■ **Brief**
Output all entries verbatim.

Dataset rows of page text
[Start of Attachment]

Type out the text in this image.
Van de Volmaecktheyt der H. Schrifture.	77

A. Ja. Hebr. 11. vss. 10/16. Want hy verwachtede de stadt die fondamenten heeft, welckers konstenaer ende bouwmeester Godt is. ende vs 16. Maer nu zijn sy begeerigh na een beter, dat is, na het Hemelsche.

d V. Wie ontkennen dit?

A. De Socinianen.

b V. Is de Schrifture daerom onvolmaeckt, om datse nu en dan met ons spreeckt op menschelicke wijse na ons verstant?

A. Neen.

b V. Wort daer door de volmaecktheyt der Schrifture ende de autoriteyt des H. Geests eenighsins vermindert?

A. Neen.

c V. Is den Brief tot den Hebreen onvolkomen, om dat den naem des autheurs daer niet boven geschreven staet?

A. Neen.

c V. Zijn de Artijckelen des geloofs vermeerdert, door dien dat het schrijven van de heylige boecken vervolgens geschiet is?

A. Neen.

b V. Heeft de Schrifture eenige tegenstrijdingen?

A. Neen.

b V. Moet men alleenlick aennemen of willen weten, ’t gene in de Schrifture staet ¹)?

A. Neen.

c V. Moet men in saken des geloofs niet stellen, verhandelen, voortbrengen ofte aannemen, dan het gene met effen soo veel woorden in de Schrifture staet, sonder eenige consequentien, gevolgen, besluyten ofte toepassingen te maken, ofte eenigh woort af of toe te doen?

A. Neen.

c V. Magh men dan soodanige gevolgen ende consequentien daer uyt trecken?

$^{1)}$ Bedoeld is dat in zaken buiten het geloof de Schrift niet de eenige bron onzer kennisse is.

[End of Attachment]

■ **Solution for this task**
Type out the text in this image.
Van de Volmaecktheyt der H. Schrifture.	77

A. Ja. Hebr. 11. vss. 10/16. Want hy verwachtede de stadt die fondamenten heeft, welckers konstenaer ende bouwmeester Godt is. ende vs 16. Maer nu zijn sy begeerigh na een beter, dat is, na het Hemelsche.

d V. Wie ontkennen dit?

A. De Socinianen.

b V. Is de Schrifture daerom onvolmaeckt, om datse nu en dan met ons spreeckt op menschelicke wijse na ons verstant?

A. Neen.

b V. Wort daer door de volmaecktheyt der Schrifture ende de autoriteyt des H. Geests eenighsins vermindert?

A. Neen.

c V. Is den Brief tot den Hebreen onvolkomen, om dat den naem des autheurs daer niet boven geschreven staet?

A. Neen.

c V. Zijn de Artijckelen des geloofs vermeerdert, door dien dat het schrijven van de heylige boecken vervolgens geschiet is?

A. Neen.

b V. Heeft de Schrifture eenige tegenstrijdingen?

A. Neen.

b V. Moet men alleenlick aennemen of willen weten, ’t gene in de Schrifture staet ¹)?

A. Neen.

c V. Moet men in saken des geloofs niet stellen, verhandelen, voortbrengen ofte aannemen, dan het gene met effen soo veel woorden in de Schrifture staet, sonder eenige consequentien, gevolgen, besluyten ofte toepassingen te maken, ofte eenigh woort af of toe te doen?

A. Neen.

c V. Magh men dan soodanige gevolgen ende consequentien daer uyt trecken?

$^{1)}$ Bedoeld is dat in zaken buiten het geloof de Schrift niet de eenige bron onzer kennisse is.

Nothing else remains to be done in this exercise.